• _Requirements_:
Determine how many lines contain the string "انگریزی". Reply with that figure and nothing else.

• _A run of records_:
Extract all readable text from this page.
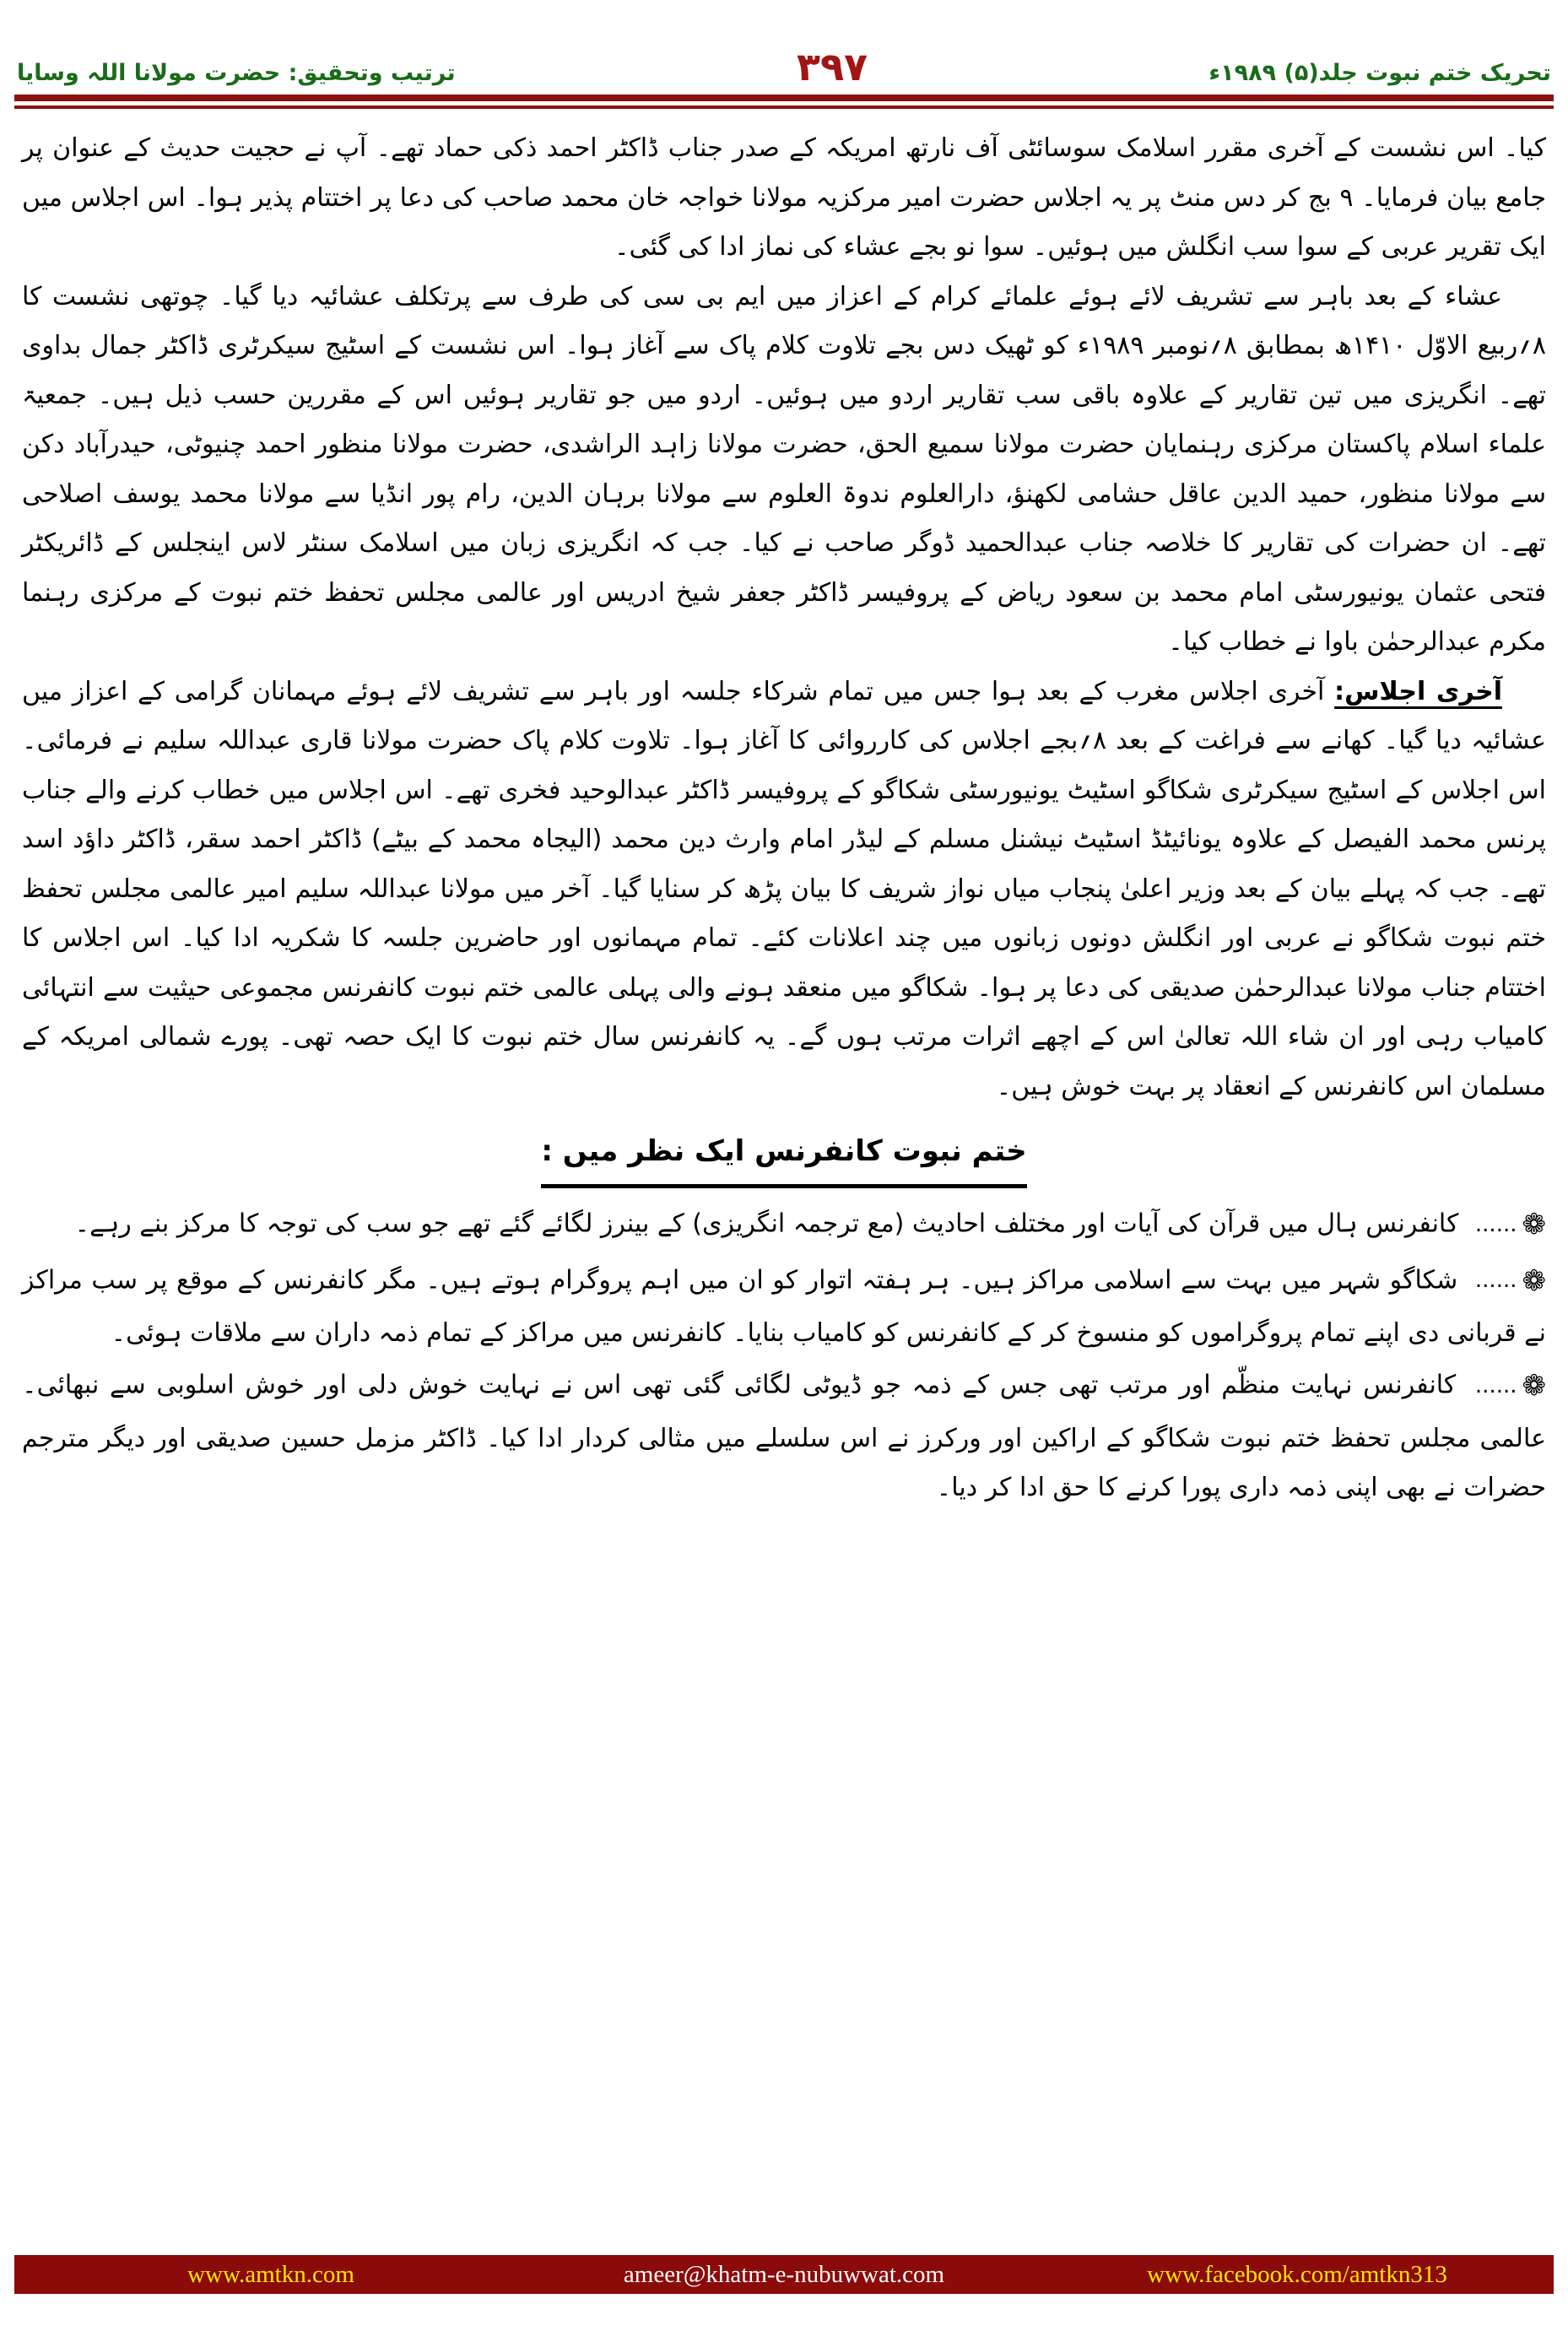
تحریک ختم نبوت جلد(۵) ۱۹۸۹ء
۳۹۷
ترتیب وتحقیق: حضرت مولانا اللہ وسایا

کیا۔ اس نشست کے آخری مقرر اسلامک سوسائٹی آف نارتھ امریکہ کے صدر جناب ڈاکٹر احمد ذکی حماد تھے۔ آپ نے حجیت حدیث کے عنوان پر جامع بیان فرمایا۔ ۹ بج کر دس منٹ پر یہ اجلاس حضرت امیر مرکزیہ مولانا خواجہ خان محمد صاحب کی دعا پر اختتام پذیر ہوا۔ اس اجلاس میں ایک تقریر عربی کے سوا سب انگلش میں ہوئیں۔ سوا نو بجے عشاء کی نماز ادا کی گئی۔

عشاء کے بعد باہر سے تشریف لائے ہوئے علمائے کرام کے اعزاز میں ایم بی سی کی طرف سے پرتکلف عشائیہ دیا گیا۔ چوتھی نشست کا ۸؍ربیع الاوّل ۱۴۱۰ھ بمطابق ۸؍نومبر ۱۹۸۹ء کو ٹھیک دس بجے تلاوت کلام پاک سے آغاز ہوا۔ اس نشست کے اسٹیج سیکرٹری ڈاکٹر جمال بداوی تھے۔ انگریزی میں تین تقاریر کے علاوہ باقی سب تقاریر اردو میں ہوئیں۔ اردو میں جو تقاریر ہوئیں اس کے مقررین حسب ذیل ہیں۔ جمعیۃ علماء اسلام پاکستان مرکزی رہنمایان حضرت مولانا سمیع الحق، حضرت مولانا زاہد الراشدی، حضرت مولانا منظور احمد چنیوٹی، حیدرآباد دکن سے مولانا منظور، حمید الدین عاقل حشامی لکھنؤ، دارالعلوم ندوۃ العلوم سے مولانا برہان الدین، رام پور انڈیا سے مولانا محمد یوسف اصلاحی تھے۔ ان حضرات کی تقاریر کا خلاصہ جناب عبدالحمید ڈوگر صاحب نے کیا۔ جب کہ انگریزی زبان میں اسلامک سنٹر لاس اینجلس کے ڈائریکٹر فتحی عثمان یونیورسٹی امام محمد بن سعود ریاض کے پروفیسر ڈاکٹر جعفر شیخ ادریس اور عالمی مجلس تحفظ ختم نبوت کے مرکزی رہنما مکرم عبدالرحمٰن باوا نے خطاب کیا۔

آخری اجلاس: آخری اجلاس مغرب کے بعد ہوا جس میں تمام شرکاء جلسہ اور باہر سے تشریف لائے ہوئے مہمانان گرامی کے اعزاز میں عشائیہ دیا گیا۔ کھانے سے فراغت کے بعد ۸؍بجے اجلاس کی کارروائی کا آغاز ہوا۔ تلاوت کلام پاک حضرت مولانا قاری عبداللہ سلیم نے فرمائی۔ اس اجلاس کے اسٹیج سیکرٹری شکاگو اسٹیٹ یونیورسٹی شکاگو کے پروفیسر ڈاکٹر عبدالوحید فخری تھے۔ اس اجلاس میں خطاب کرنے والے جناب پرنس محمد الفیصل کے علاوہ یونائیٹڈ اسٹیٹ نیشنل مسلم کے لیڈر امام وارث دین محمد (الیجاہ محمد کے بیٹے) ڈاکٹر احمد سقر، ڈاکٹر داؤد اسد تھے۔ جب کہ پہلے بیان کے بعد وزیر اعلیٰ پنجاب میاں نواز شریف کا بیان پڑھ کر سنایا گیا۔ آخر میں مولانا عبداللہ سلیم امیر عالمی مجلس تحفظ ختم نبوت شکاگو نے عربی اور انگلش دونوں زبانوں میں چند اعلانات کئے۔ تمام مہمانوں اور حاضرین جلسہ کا شکریہ ادا کیا۔ اس اجلاس کا اختتام جناب مولانا عبدالرحمٰن صدیقی کی دعا پر ہوا۔ شکاگو میں منعقد ہونے والی پہلی عالمی ختم نبوت کانفرنس مجموعی حیثیت سے انتہائی کامیاب رہی اور ان شاء اللہ تعالیٰ اس کے اچھے اثرات مرتب ہوں گے۔ یہ کانفرنس سال ختم نبوت کا ایک حصہ تھی۔ پورے شمالی امریکہ کے مسلمان اس کانفرنس کے انعقاد پر بہت خوش ہیں۔

ختم نبوت کانفرنس ایک نظر میں :

❁...... کانفرنس ہال میں قرآن کی آیات اور مختلف احادیث (مع ترجمہ انگریزی) کے بینرز لگائے گئے تھے جو سب کی توجہ کا مرکز بنے رہے۔

❁...... شکاگو شہر میں بہت سے اسلامی مراکز ہیں۔ ہر ہفتہ اتوار کو ان میں اہم پروگرام ہوتے ہیں۔ مگر کانفرنس کے موقع پر سب مراکز نے قربانی دی اپنے تمام پروگراموں کو منسوخ کر کے کانفرنس کو کامیاب بنایا۔ کانفرنس میں مراکز کے تمام ذمہ داران سے ملاقات ہوئی۔

❁...... کانفرنس نہایت منظّم اور مرتب تھی جس کے ذمہ جو ڈیوٹی لگائی گئی تھی اس نے نہایت خوش دلی اور خوش اسلوبی سے نبھائی۔ عالمی مجلس تحفظ ختم نبوت شکاگو کے اراکین اور ورکرز نے اس سلسلے میں مثالی کردار ادا کیا۔ ڈاکٹر مزمل حسین صدیقی اور دیگر مترجم حضرات نے بھی اپنی ذمہ داری پورا کرنے کا حق ادا کر دیا۔

www.amtkn.com	ameer@khatm-e-nubuwwat.com	www.facebook.com/amtkn313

• _Finished answer_:
2